Exercise> Find the lines that hold "THERMOSTAT". Report only how many there are.

##########

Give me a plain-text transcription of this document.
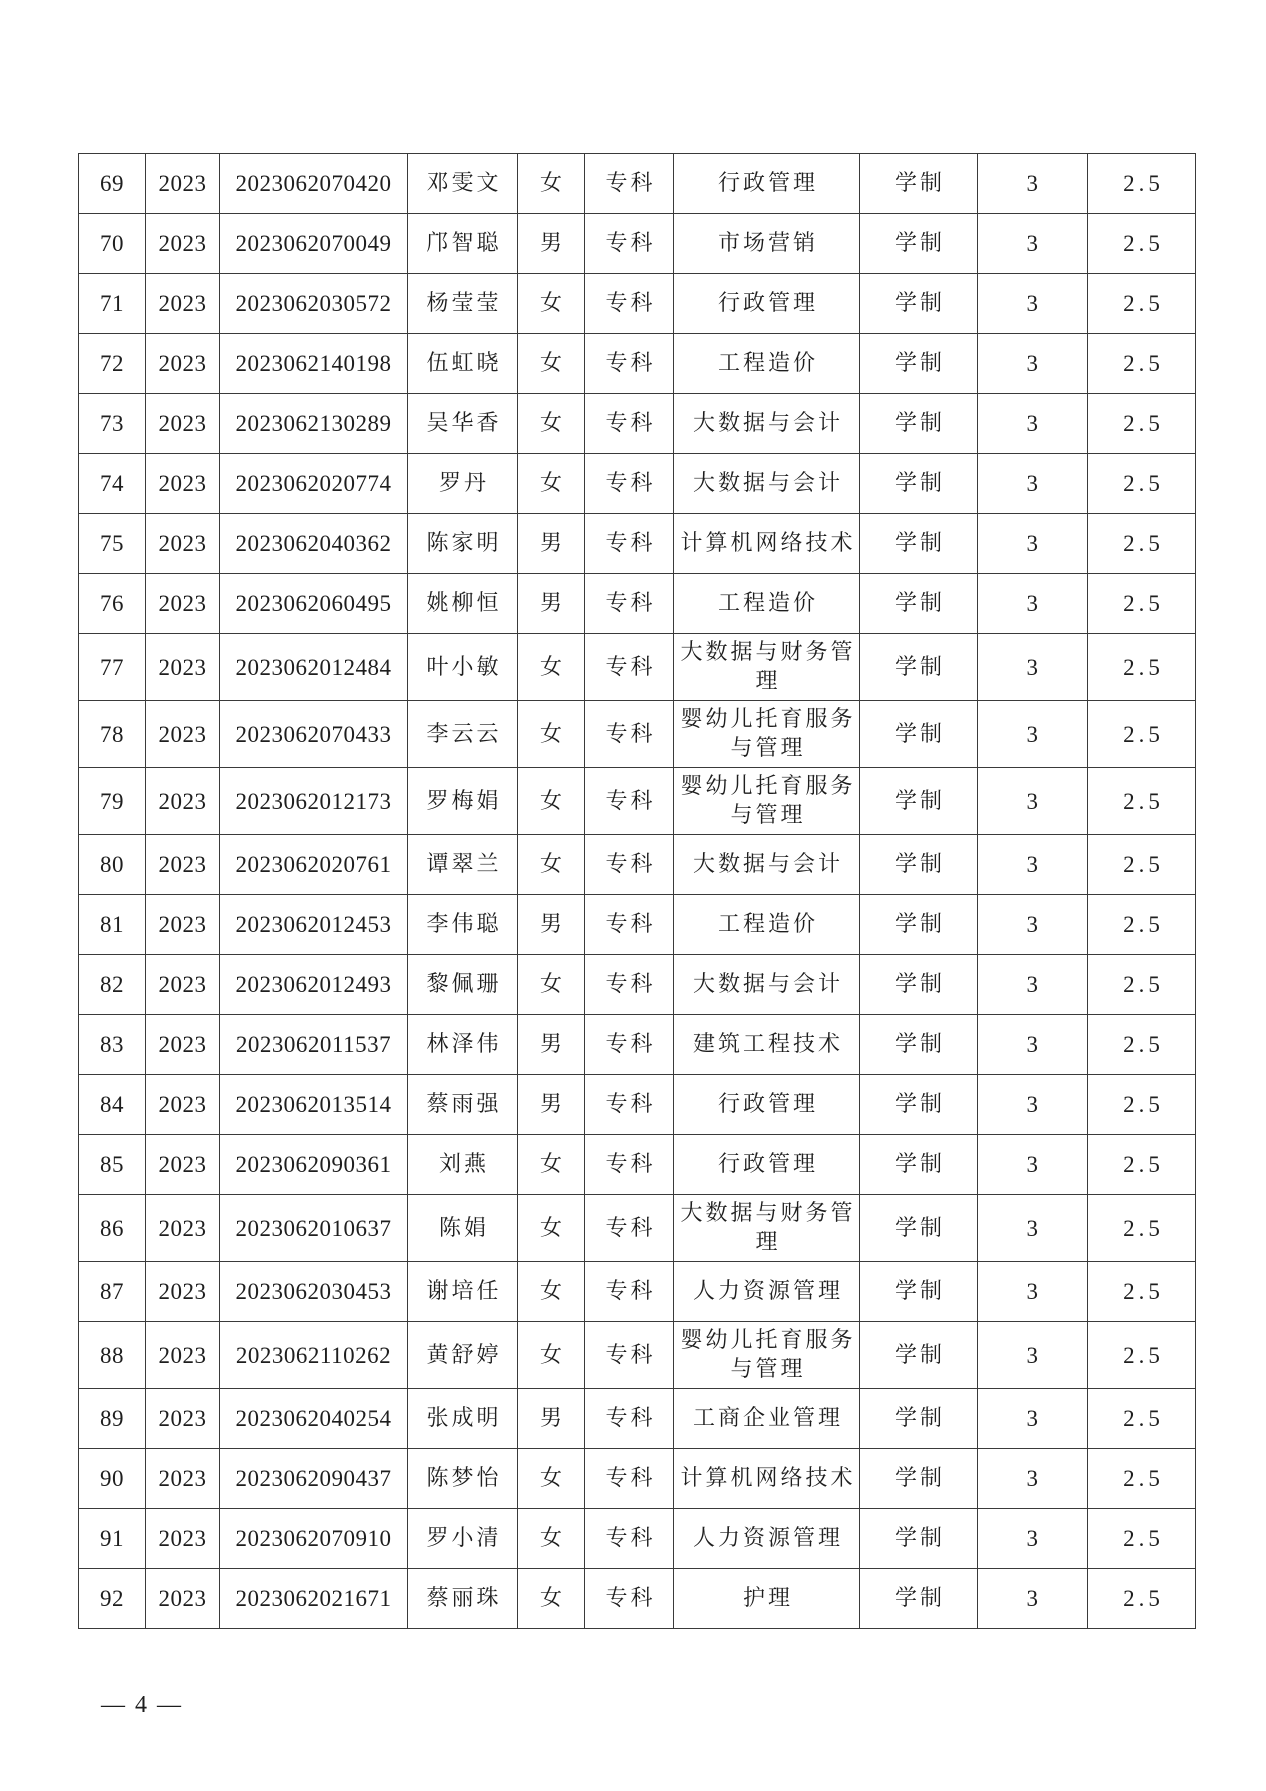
69	2023	2023062070420	邓雯文	女	专科	行政管理	学制	3	2.5
70	2023	2023062070049	邝智聪	男	专科	市场营销	学制	3	2.5
71	2023	2023062030572	杨莹莹	女	专科	行政管理	学制	3	2.5
72	2023	2023062140198	伍虹晓	女	专科	工程造价	学制	3	2.5
73	2023	2023062130289	吴华香	女	专科	大数据与会计	学制	3	2.5
74	2023	2023062020774	罗丹	女	专科	大数据与会计	学制	3	2.5
75	2023	2023062040362	陈家明	男	专科	计算机网络技术	学制	3	2.5
76	2023	2023062060495	姚柳恒	男	专科	工程造价	学制	3	2.5
77	2023	2023062012484	叶小敏	女	专科	大数据与财务管理	学制	3	2.5
78	2023	2023062070433	李云云	女	专科	婴幼儿托育服务与管理	学制	3	2.5
79	2023	2023062012173	罗梅娟	女	专科	婴幼儿托育服务与管理	学制	3	2.5
80	2023	2023062020761	谭翠兰	女	专科	大数据与会计	学制	3	2.5
81	2023	2023062012453	李伟聪	男	专科	工程造价	学制	3	2.5
82	2023	2023062012493	黎佩珊	女	专科	大数据与会计	学制	3	2.5
83	2023	2023062011537	林泽伟	男	专科	建筑工程技术	学制	3	2.5
84	2023	2023062013514	蔡雨强	男	专科	行政管理	学制	3	2.5
85	2023	2023062090361	刘燕	女	专科	行政管理	学制	3	2.5
86	2023	2023062010637	陈娟	女	专科	大数据与财务管理	学制	3	2.5
87	2023	2023062030453	谢培任	女	专科	人力资源管理	学制	3	2.5
88	2023	2023062110262	黄舒婷	女	专科	婴幼儿托育服务与管理	学制	3	2.5
89	2023	2023062040254	张成明	男	专科	工商企业管理	学制	3	2.5
90	2023	2023062090437	陈梦怡	女	专科	计算机网络技术	学制	3	2.5
91	2023	2023062070910	罗小清	女	专科	人力资源管理	学制	3	2.5
92	2023	2023062021671	蔡丽珠	女	专科	护理	学制	3	2.5
— 4 —
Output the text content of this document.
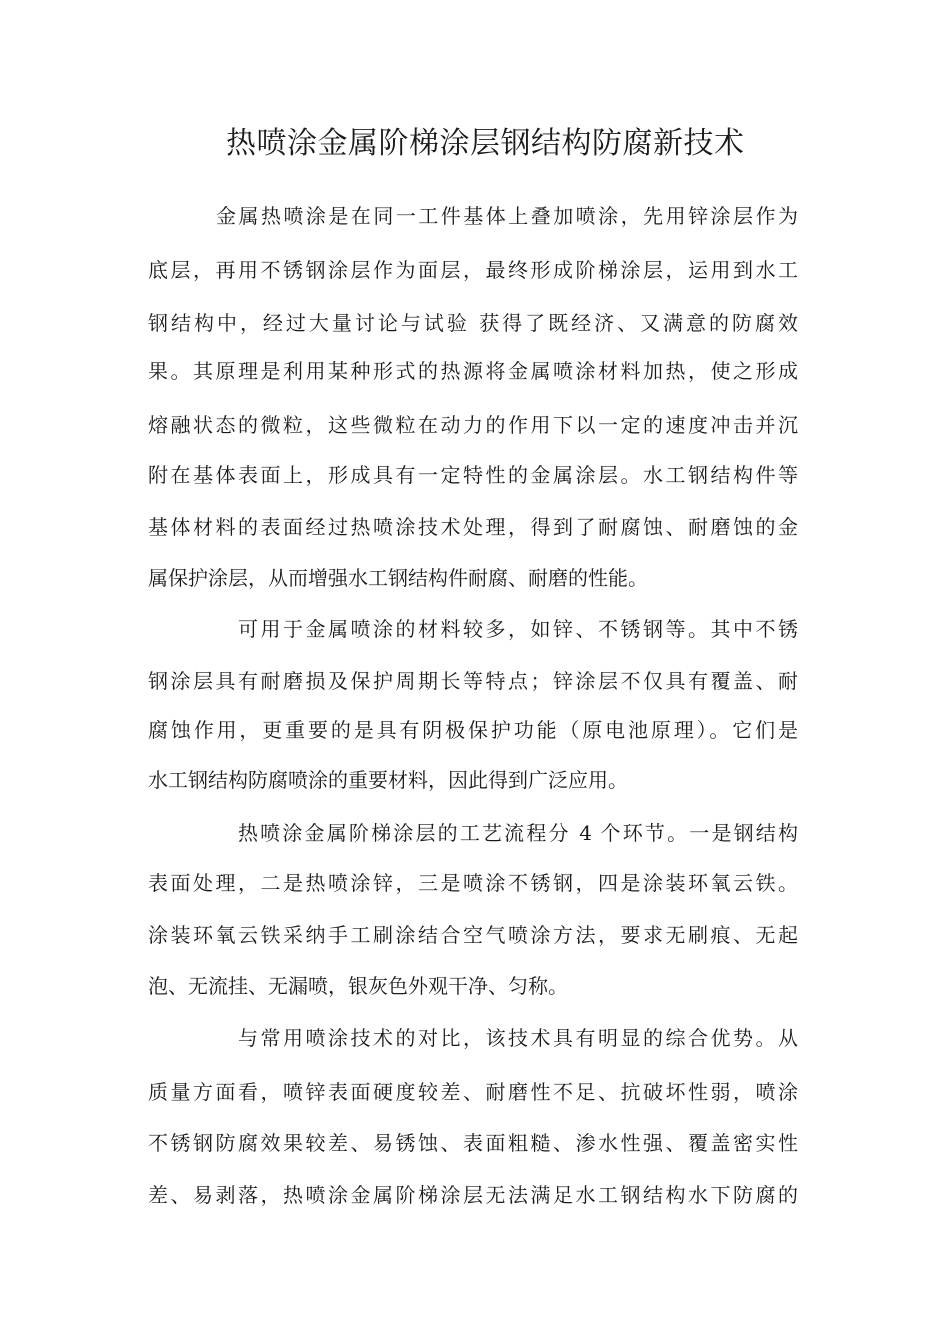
热喷涂金属阶梯涂层钢结构防腐新技术
金属热喷涂是在同一工件基体上叠加喷涂，先用锌涂层作为
底层，再用不锈钢涂层作为面层，最终形成阶梯涂层，运用到水工
钢结构中，经过大量讨论与试验 获得了既经济、又满意的防腐效
果。其原理是利用某种形式的热源将金属喷涂材料加热，使之形成
熔融状态的微粒，这些微粒在动力的作用下以一定的速度冲击并沉
附在基体表面上，形成具有一定特性的金属涂层。水工钢结构件等
基体材料的表面经过热喷涂技术处理，得到了耐腐蚀、耐磨蚀的金
属保护涂层，从而增强水工钢结构件耐腐、耐磨的性能。
可用于金属喷涂的材料较多，如锌、不锈钢等。其中不锈
钢涂层具有耐磨损及保护周期长等特点；锌涂层不仅具有覆盖、耐
腐蚀作用，更重要的是具有阴极保护功能（原电池原理）。它们是
水工钢结构防腐喷涂的重要材料，因此得到广泛应用。
热喷涂金属阶梯涂层的工艺流程分 4 个环节。一是钢结构
表面处理，二是热喷涂锌，三是喷涂不锈钢，四是涂装环氧云铁。
涂装环氧云铁采纳手工刷涂结合空气喷涂方法，要求无刷痕、无起
泡、无流挂、无漏喷，银灰色外观干净、匀称。
与常用喷涂技术的对比，该技术具有明显的综合优势。从
质量方面看，喷锌表面硬度较差、耐磨性不足、抗破坏性弱，喷涂
不锈钢防腐效果较差、易锈蚀、表面粗糙、渗水性强、覆盖密实性
差、易剥落，热喷涂金属阶梯涂层无法满足水工钢结构水下防腐的
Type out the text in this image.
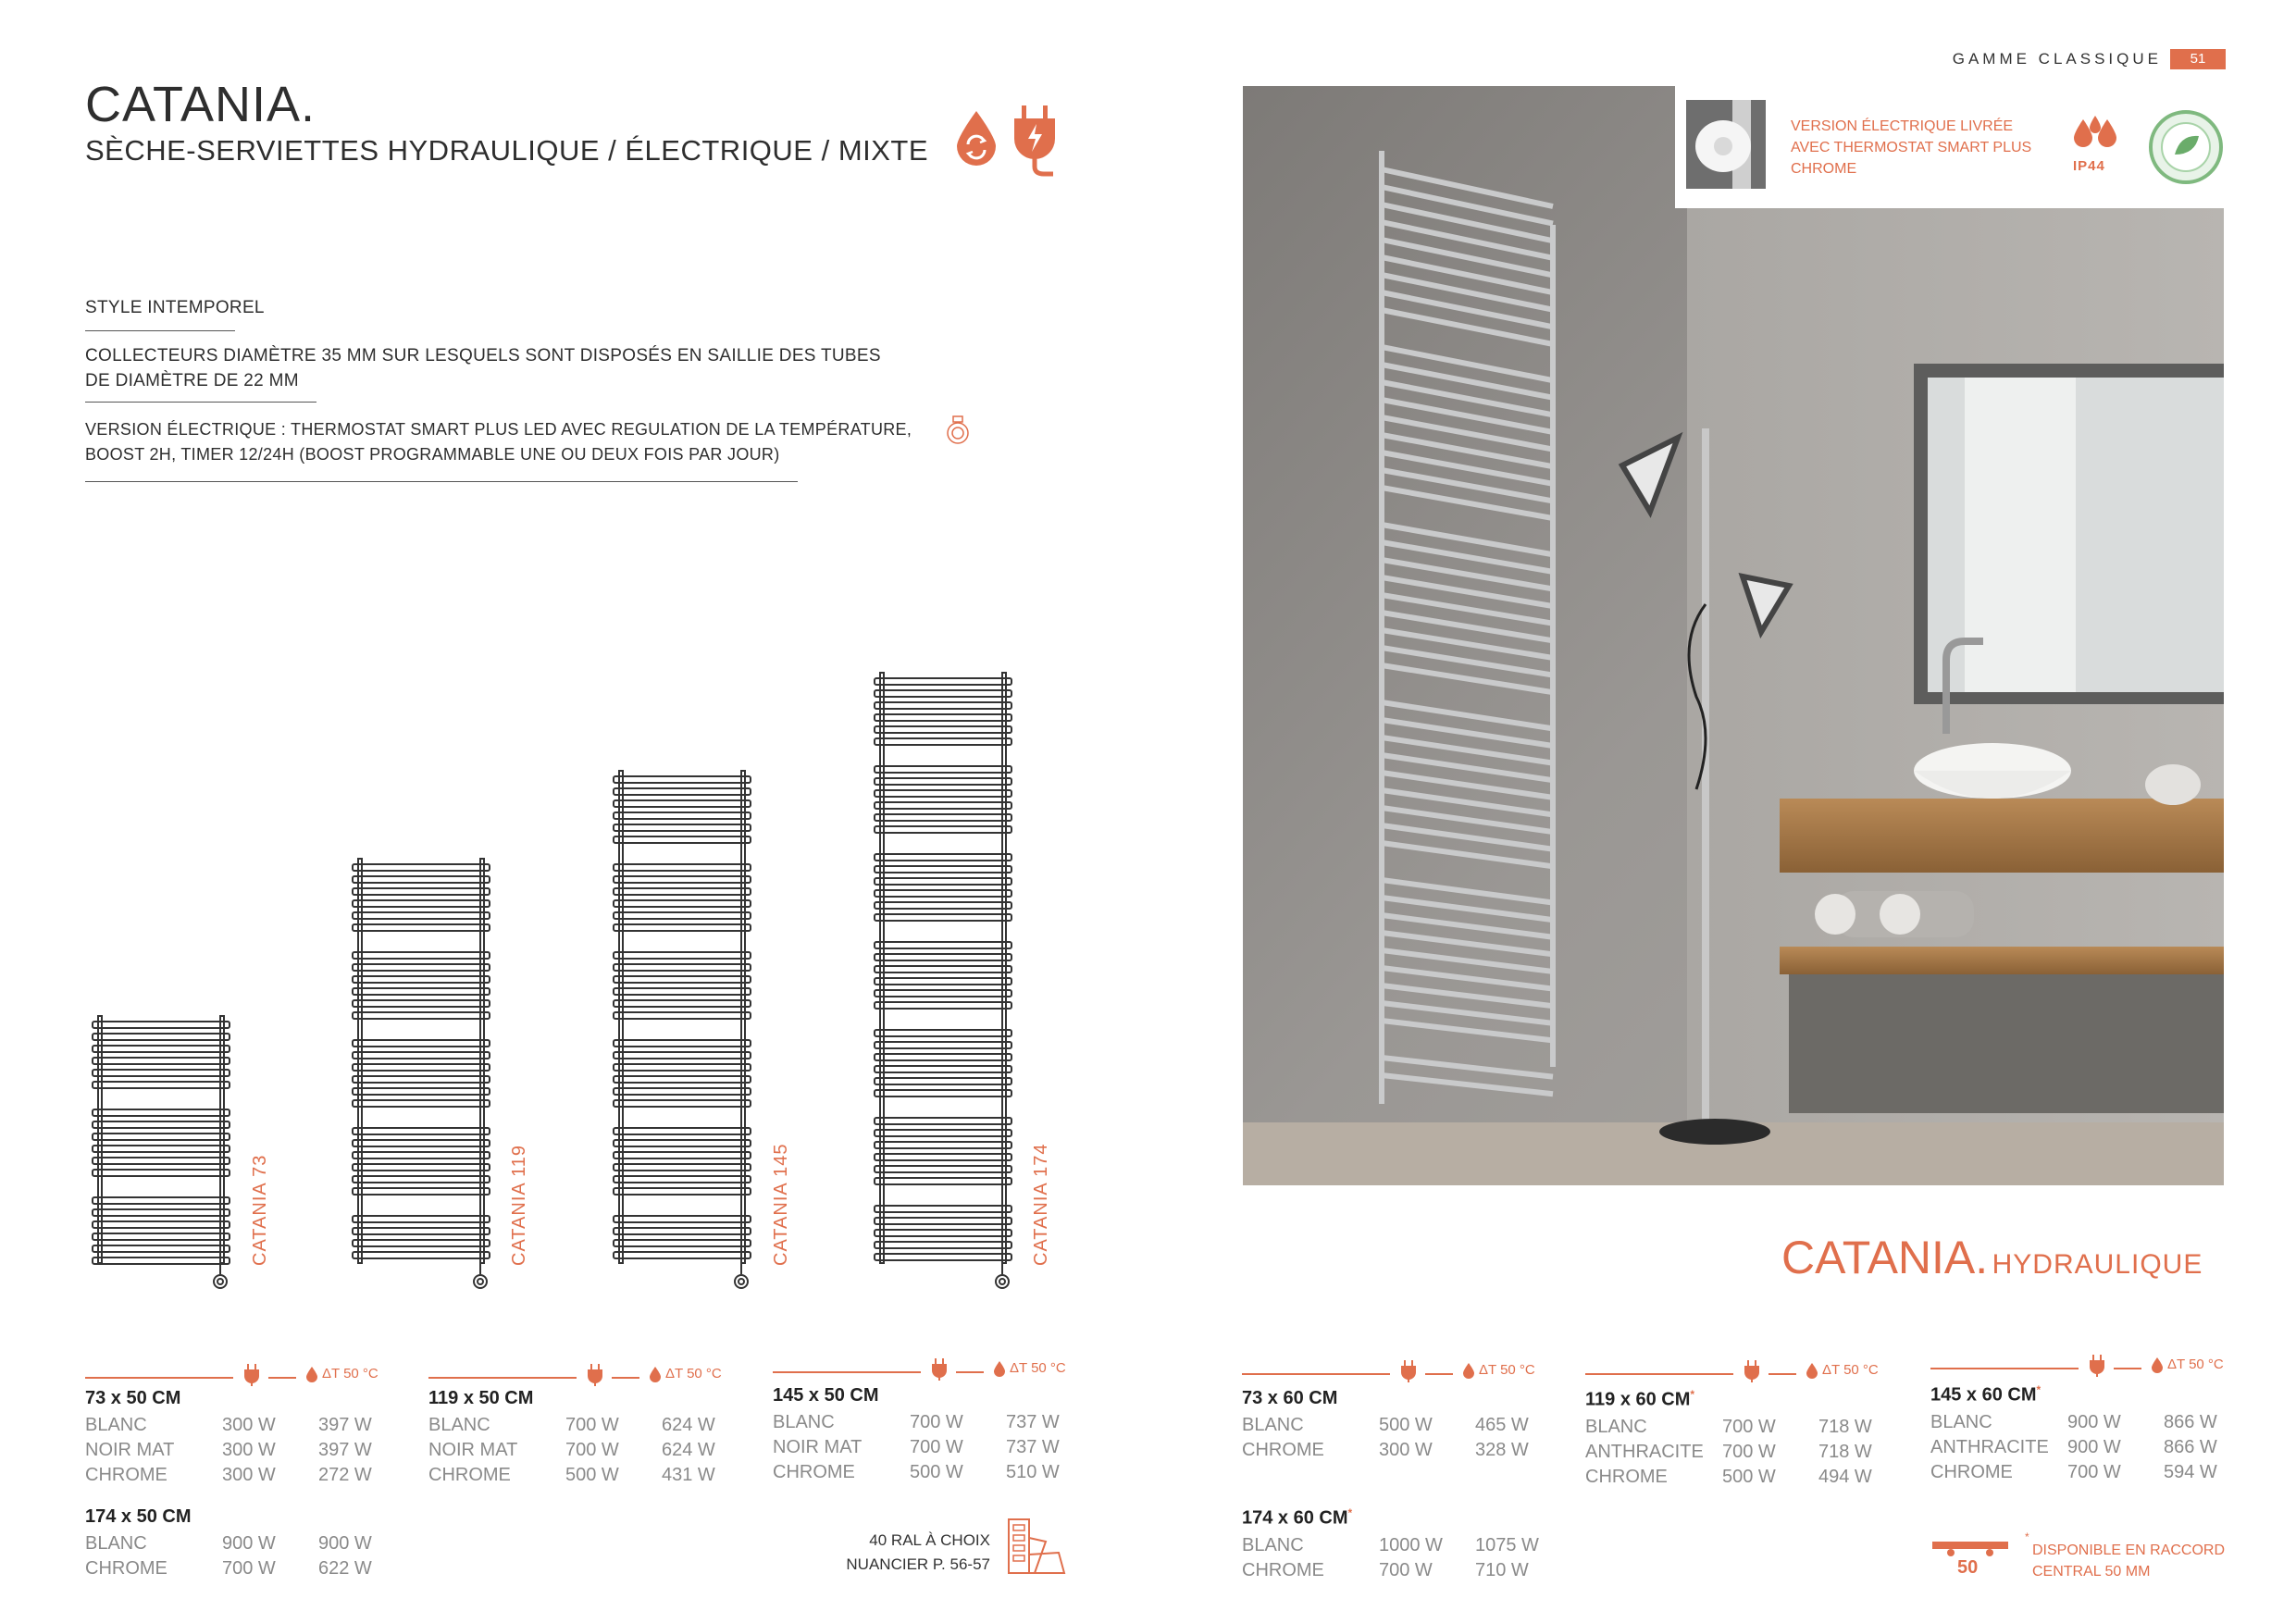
GAMME CLASSIQUE	51
CATANIA.
SÈCHE-SERVIETTES HYDRAULIQUE / ÉLECTRIQUE / MIXTE
STYLE INTEMPOREL
COLLECTEURS DIAMÈTRE 35 MM SUR LESQUELS SONT DISPOSÉS EN SAILLIE DES TUBES
DE DIAMÈTRE DE 22 MM
VERSION ÉLECTRIQUE : THERMOSTAT SMART PLUS LED AVEC REGULATION DE LA TEMPÉRATURE,
BOOST 2H, TIMER 12/24H (BOOST PROGRAMMABLE UNE OU DEUX FOIS PAR JOUR)
CATANIA 73	CATANIA 119	CATANIA 145	CATANIA 174
ΔT 50 °C	ΔT 50 °C	ΔT 50 °C	ΔT 50 °C	ΔT 50 °C	ΔT 50 °C
73 x 50 CM
BLANC	300 W	397 W
NOIR MAT	300 W	397 W
CHROME	300 W	272 W
119 x 50 CM
BLANC	700 W	624 W
NOIR MAT	700 W	624 W
CHROME	500 W	431 W
145 x 50 CM
BLANC	700 W	737 W
NOIR MAT	700 W	737 W
CHROME	500 W	510 W
174 x 50 CM
BLANC	900 W	900 W
CHROME	700 W	622 W
40 RAL À CHOIX
NUANCIER P. 56-57
VERSION ÉLECTRIQUE LIVRÉE
AVEC THERMOSTAT SMART PLUS
CHROME	IP44
CATANIA. HYDRAULIQUE
73 x 60 CM
BLANC	500 W	465 W
CHROME	300 W	328 W
119 x 60 CM*
BLANC	700 W	718 W
ANTHRACITE	700 W	718 W
CHROME	500 W	494 W
145 x 60 CM*
BLANC	900 W	866 W
ANTHRACITE	900 W	866 W
CHROME	700 W	594 W
174 x 60 CM*
BLANC	1000 W	1075 W
CHROME	700 W	710 W	50
*
DISPONIBLE EN RACCORD
CENTRAL 50 MM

##########

Response> 2